■ **Exercise brief**: Can you copy out the data exactly? Leave the images out.

■ **Exercise data**:

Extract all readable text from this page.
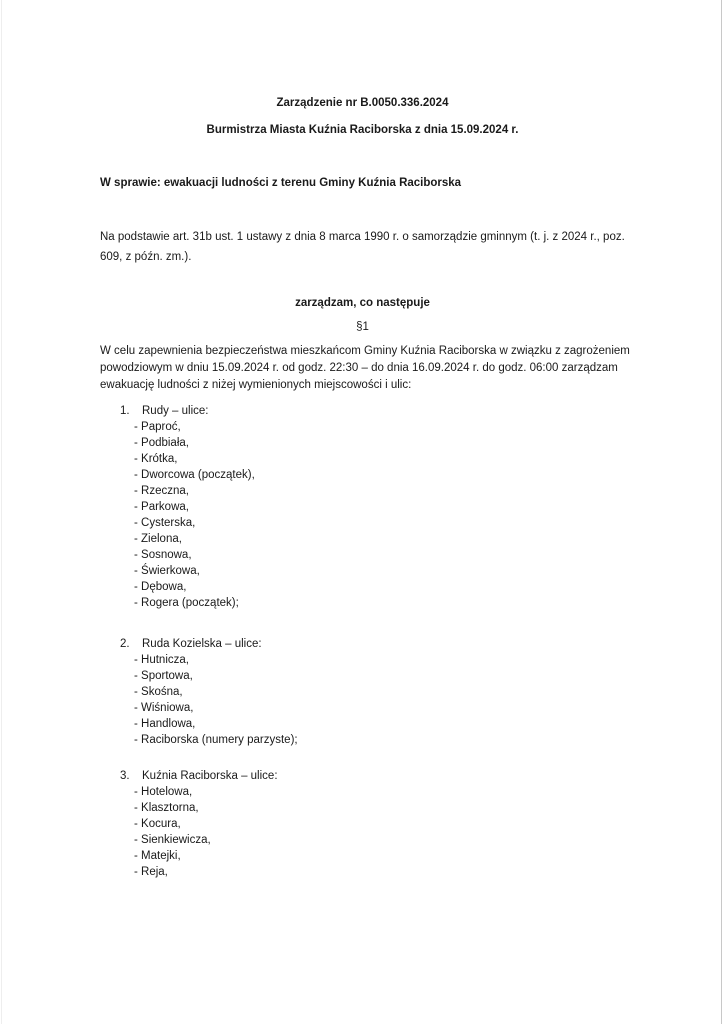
Zarządzenie nr B.0050.336.2024
Burmistrza Miasta Kuźnia Raciborska z dnia 15.09.2024 r.
W sprawie: ewakuacji ludności z terenu Gminy Kuźnia Raciborska
Na podstawie art. 31b ust. 1 ustawy z dnia 8 marca 1990 r. o samorządzie gminnym (t. j. z 2024 r., poz. 609, z późn. zm.).
zarządzam, co następuje
§1
W celu zapewnienia bezpieczeństwa mieszkańcom Gminy Kuźnia Raciborska w związku z zagrożeniem powodziowym w dniu 15.09.2024 r. od godz. 22:30 – do dnia 16.09.2024 r. do godz. 06:00 zarządzam ewakuację ludności z niżej wymienionych miejscowości i ulic:
1.	Rudy – ulice:
- Paproć,
- Podbiała,
- Krótka,
- Dworcowa (początek),
- Rzeczna,
- Parkowa,
- Cysterska,
- Zielona,
- Sosnowa,
- Świerkowa,
- Dębowa,
- Rogera (początek);
2.	Ruda Kozielska – ulice:
- Hutnicza,
- Sportowa,
- Skośna,
- Wiśniowa,
- Handlowa,
- Raciborska (numery parzyste);
3.	Kuźnia Raciborska – ulice:
- Hotelowa,
- Klasztorna,
- Kocura,
- Sienkiewicza,
- Matejki,
- Reja,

■ **Solution for this task**:
Extract all readable text from this page.
Zarządzenie nr B.0050.336.2024
Burmistrza Miasta Kuźnia Raciborska z dnia 15.09.2024 r.
W sprawie: ewakuacji ludności z terenu Gminy Kuźnia Raciborska
Na podstawie art. 31b ust. 1 ustawy z dnia 8 marca 1990 r. o samorządzie gminnym (t. j. z 2024 r., poz. 609, z późn. zm.).
zarządzam, co następuje
§1
W celu zapewnienia bezpieczeństwa mieszkańcom Gminy Kuźnia Raciborska w związku z zagrożeniem powodziowym w dniu 15.09.2024 r. od godz. 22:30 – do dnia 16.09.2024 r. do godz. 06:00 zarządzam ewakuację ludności z niżej wymienionych miejscowości i ulic:
1.	Rudy – ulice:
- Paproć,
- Podbiała,
- Krótka,
- Dworcowa (początek),
- Rzeczna,
- Parkowa,
- Cysterska,
- Zielona,
- Sosnowa,
- Świerkowa,
- Dębowa,
- Rogera (początek);
2.	Ruda Kozielska – ulice:
- Hutnicza,
- Sportowa,
- Skośna,
- Wiśniowa,
- Handlowa,
- Raciborska (numery parzyste);
3.	Kuźnia Raciborska – ulice:
- Hotelowa,
- Klasztorna,
- Kocura,
- Sienkiewicza,
- Matejki,
- Reja,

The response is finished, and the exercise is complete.